# WORK TO COMPLETE
Extract each line of the data below exactly as written.

— BEGIN DATA SHOWN —

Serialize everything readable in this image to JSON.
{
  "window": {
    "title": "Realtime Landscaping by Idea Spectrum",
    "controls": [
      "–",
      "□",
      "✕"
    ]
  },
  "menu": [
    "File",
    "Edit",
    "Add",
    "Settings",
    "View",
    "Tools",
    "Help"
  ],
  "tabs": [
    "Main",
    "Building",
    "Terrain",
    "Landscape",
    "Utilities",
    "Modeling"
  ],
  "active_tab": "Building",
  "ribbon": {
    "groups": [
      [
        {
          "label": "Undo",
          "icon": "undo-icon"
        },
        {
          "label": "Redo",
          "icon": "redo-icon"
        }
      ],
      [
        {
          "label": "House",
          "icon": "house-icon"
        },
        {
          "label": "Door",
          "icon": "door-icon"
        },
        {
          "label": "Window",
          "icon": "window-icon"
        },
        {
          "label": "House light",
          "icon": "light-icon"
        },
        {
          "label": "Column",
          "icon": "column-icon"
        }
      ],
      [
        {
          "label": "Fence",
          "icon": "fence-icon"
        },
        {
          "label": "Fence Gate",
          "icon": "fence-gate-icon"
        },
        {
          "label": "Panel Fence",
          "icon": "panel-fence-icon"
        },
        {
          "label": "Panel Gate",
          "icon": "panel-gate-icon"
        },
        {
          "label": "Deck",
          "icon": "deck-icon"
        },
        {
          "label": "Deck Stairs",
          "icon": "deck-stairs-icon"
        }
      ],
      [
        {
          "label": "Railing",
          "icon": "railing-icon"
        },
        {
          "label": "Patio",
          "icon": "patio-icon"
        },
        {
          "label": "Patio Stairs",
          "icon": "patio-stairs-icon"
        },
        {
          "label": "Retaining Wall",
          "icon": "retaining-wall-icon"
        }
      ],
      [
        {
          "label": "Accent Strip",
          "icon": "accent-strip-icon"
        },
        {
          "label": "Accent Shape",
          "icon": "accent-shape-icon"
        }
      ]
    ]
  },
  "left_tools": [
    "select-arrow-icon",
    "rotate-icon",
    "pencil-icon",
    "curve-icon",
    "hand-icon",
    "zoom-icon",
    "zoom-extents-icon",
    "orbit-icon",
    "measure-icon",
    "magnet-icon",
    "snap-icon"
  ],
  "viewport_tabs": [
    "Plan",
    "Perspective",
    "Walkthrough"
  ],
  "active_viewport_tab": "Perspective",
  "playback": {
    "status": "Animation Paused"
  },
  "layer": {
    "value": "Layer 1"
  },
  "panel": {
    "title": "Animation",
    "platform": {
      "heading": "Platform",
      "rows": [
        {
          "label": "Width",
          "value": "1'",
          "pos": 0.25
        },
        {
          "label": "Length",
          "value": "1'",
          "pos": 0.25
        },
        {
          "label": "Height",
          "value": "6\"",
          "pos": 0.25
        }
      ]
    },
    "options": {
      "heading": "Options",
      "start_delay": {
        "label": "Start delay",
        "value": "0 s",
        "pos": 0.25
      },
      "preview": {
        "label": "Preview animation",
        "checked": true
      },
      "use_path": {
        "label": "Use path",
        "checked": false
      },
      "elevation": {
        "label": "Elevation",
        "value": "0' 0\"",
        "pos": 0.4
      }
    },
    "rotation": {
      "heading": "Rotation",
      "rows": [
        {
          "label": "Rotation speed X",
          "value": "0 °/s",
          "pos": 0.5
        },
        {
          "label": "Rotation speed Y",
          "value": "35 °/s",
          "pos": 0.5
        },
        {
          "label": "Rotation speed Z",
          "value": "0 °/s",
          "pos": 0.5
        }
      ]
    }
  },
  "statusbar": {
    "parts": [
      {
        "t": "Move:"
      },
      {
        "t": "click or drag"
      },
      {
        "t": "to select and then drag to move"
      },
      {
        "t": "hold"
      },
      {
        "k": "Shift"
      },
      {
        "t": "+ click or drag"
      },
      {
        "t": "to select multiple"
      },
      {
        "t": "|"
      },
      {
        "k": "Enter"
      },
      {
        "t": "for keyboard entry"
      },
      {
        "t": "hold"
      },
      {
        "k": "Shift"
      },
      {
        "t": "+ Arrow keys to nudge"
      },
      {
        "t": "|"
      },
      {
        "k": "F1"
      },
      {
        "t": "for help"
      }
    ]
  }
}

— END DATA SHOWN —

# THE COMPLETED TASK
Serialize everything readable in this image to JSON.
{
  "window": {
    "title": "Realtime Landscaping by Idea Spectrum",
    "controls": [
      "–",
      "□",
      "✕"
    ]
  },
  "menu": [
    "File",
    "Edit",
    "Add",
    "Settings",
    "View",
    "Tools",
    "Help"
  ],
  "tabs": [
    "Main",
    "Building",
    "Terrain",
    "Landscape",
    "Utilities",
    "Modeling"
  ],
  "active_tab": "Building",
  "ribbon": {
    "groups": [
      [
        {
          "label": "Undo",
          "icon": "undo-icon"
        },
        {
          "label": "Redo",
          "icon": "redo-icon"
        }
      ],
      [
        {
          "label": "House",
          "icon": "house-icon"
        },
        {
          "label": "Door",
          "icon": "door-icon"
        },
        {
          "label": "Window",
          "icon": "window-icon"
        },
        {
          "label": "House light",
          "icon": "light-icon"
        },
        {
          "label": "Column",
          "icon": "column-icon"
        }
      ],
      [
        {
          "label": "Fence",
          "icon": "fence-icon"
        },
        {
          "label": "Fence Gate",
          "icon": "fence-gate-icon"
        },
        {
          "label": "Panel Fence",
          "icon": "panel-fence-icon"
        },
        {
          "label": "Panel Gate",
          "icon": "panel-gate-icon"
        },
        {
          "label": "Deck",
          "icon": "deck-icon"
        },
        {
          "label": "Deck Stairs",
          "icon": "deck-stairs-icon"
        }
      ],
      [
        {
          "label": "Railing",
          "icon": "railing-icon"
        },
        {
          "label": "Patio",
          "icon": "patio-icon"
        },
        {
          "label": "Patio Stairs",
          "icon": "patio-stairs-icon"
        },
        {
          "label": "Retaining Wall",
          "icon": "retaining-wall-icon"
        }
      ],
      [
        {
          "label": "Accent Strip",
          "icon": "accent-strip-icon"
        },
        {
          "label": "Accent Shape",
          "icon": "accent-shape-icon"
        }
      ]
    ]
  },
  "left_tools": [
    "select-arrow-icon",
    "rotate-icon",
    "pencil-icon",
    "curve-icon",
    "hand-icon",
    "zoom-icon",
    "zoom-extents-icon",
    "orbit-icon",
    "measure-icon",
    "magnet-icon",
    "snap-icon"
  ],
  "viewport_tabs": [
    "Plan",
    "Perspective",
    "Walkthrough"
  ],
  "active_viewport_tab": "Perspective",
  "playback": {
    "status": "Animation Paused"
  },
  "layer": {
    "value": "Layer 1"
  },
  "panel": {
    "title": "Animation",
    "platform": {
      "heading": "Platform",
      "rows": [
        {
          "label": "Width",
          "value": "1'",
          "pos": 0.25
        },
        {
          "label": "Length",
          "value": "1'",
          "pos": 0.25
        },
        {
          "label": "Height",
          "value": "6\"",
          "pos": 0.25
        }
      ]
    },
    "options": {
      "heading": "Options",
      "start_delay": {
        "label": "Start delay",
        "value": "0 s",
        "pos": 0.25
      },
      "preview": {
        "label": "Preview animation",
        "checked": true
      },
      "use_path": {
        "label": "Use path",
        "checked": false
      },
      "elevation": {
        "label": "Elevation",
        "value": "0' 0\"",
        "pos": 0.4
      }
    },
    "rotation": {
      "heading": "Rotation",
      "rows": [
        {
          "label": "Rotation speed X",
          "value": "0 °/s",
          "pos": 0.5
        },
        {
          "label": "Rotation speed Y",
          "value": "35 °/s",
          "pos": 0.5
        },
        {
          "label": "Rotation speed Z",
          "value": "0 °/s",
          "pos": 0.5
        }
      ]
    }
  },
  "statusbar": {
    "parts": [
      {
        "t": "Move:"
      },
      {
        "t": "click or drag"
      },
      {
        "t": "to select and then drag to move"
      },
      {
        "t": "hold"
      },
      {
        "k": "Shift"
      },
      {
        "t": "+ click or drag"
      },
      {
        "t": "to select multiple"
      },
      {
        "t": "|"
      },
      {
        "k": "Enter"
      },
      {
        "t": "for keyboard entry"
      },
      {
        "t": "hold"
      },
      {
        "k": "Shift"
      },
      {
        "t": "+ Arrow keys to nudge"
      },
      {
        "t": "|"
      },
      {
        "k": "F1"
      },
      {
        "t": "for help"
      }
    ]
  }
}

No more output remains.